━━ Given records
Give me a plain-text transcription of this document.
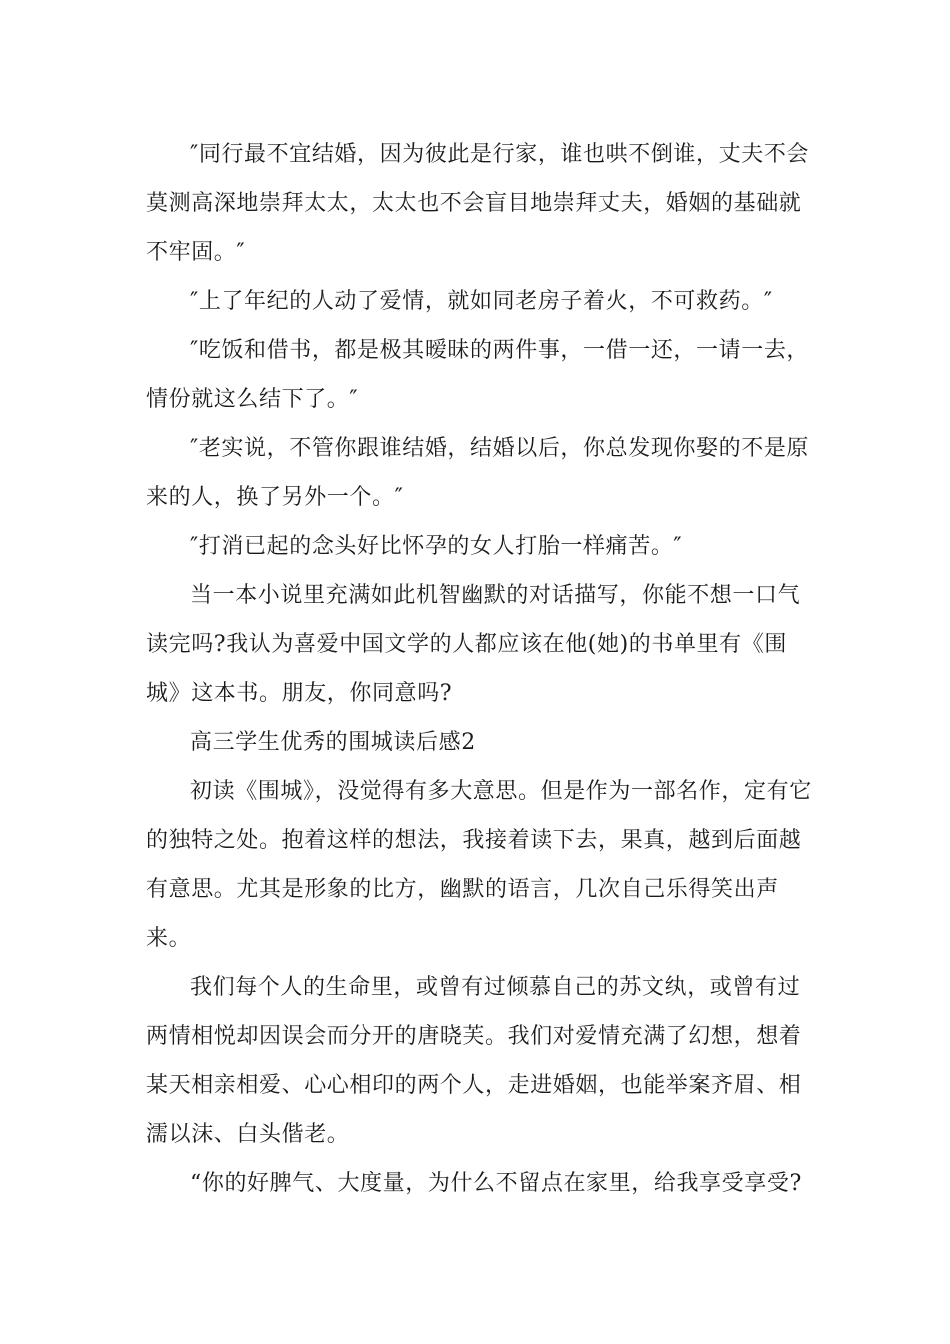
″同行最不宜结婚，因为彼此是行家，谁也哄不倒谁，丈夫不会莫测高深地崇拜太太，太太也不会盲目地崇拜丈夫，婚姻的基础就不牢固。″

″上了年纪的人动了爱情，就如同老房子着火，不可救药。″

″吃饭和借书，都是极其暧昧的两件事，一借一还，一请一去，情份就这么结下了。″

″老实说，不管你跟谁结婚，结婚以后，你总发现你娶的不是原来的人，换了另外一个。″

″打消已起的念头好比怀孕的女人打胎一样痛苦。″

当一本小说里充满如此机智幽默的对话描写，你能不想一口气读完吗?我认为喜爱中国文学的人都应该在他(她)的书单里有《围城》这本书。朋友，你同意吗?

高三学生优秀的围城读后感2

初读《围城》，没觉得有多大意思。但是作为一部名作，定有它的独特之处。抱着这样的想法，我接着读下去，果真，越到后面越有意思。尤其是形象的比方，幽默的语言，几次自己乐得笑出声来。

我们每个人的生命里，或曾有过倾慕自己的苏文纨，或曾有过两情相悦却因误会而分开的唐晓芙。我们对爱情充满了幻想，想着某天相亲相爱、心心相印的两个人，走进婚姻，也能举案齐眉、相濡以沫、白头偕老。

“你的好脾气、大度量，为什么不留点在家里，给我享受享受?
━━━━
**To be done:**
Repeat the material above in full and exactly, omitting the pictures.

**Result for this exercise:**
Give me a plain-text transcription of this document.
″同行最不宜结婚，因为彼此是行家，谁也哄不倒谁，丈夫不会莫测高深地崇拜太太，太太也不会盲目地崇拜丈夫，婚姻的基础就不牢固。″

″上了年纪的人动了爱情，就如同老房子着火，不可救药。″

″吃饭和借书，都是极其暧昧的两件事，一借一还，一请一去，情份就这么结下了。″

″老实说，不管你跟谁结婚，结婚以后，你总发现你娶的不是原来的人，换了另外一个。″

″打消已起的念头好比怀孕的女人打胎一样痛苦。″

当一本小说里充满如此机智幽默的对话描写，你能不想一口气读完吗?我认为喜爱中国文学的人都应该在他(她)的书单里有《围城》这本书。朋友，你同意吗?

高三学生优秀的围城读后感2

初读《围城》，没觉得有多大意思。但是作为一部名作，定有它的独特之处。抱着这样的想法，我接着读下去，果真，越到后面越有意思。尤其是形象的比方，幽默的语言，几次自己乐得笑出声来。

我们每个人的生命里，或曾有过倾慕自己的苏文纨，或曾有过两情相悦却因误会而分开的唐晓芙。我们对爱情充满了幻想，想着某天相亲相爱、心心相印的两个人，走进婚姻，也能举案齐眉、相濡以沫、白头偕老。

“你的好脾气、大度量，为什么不留点在家里，给我享受享受?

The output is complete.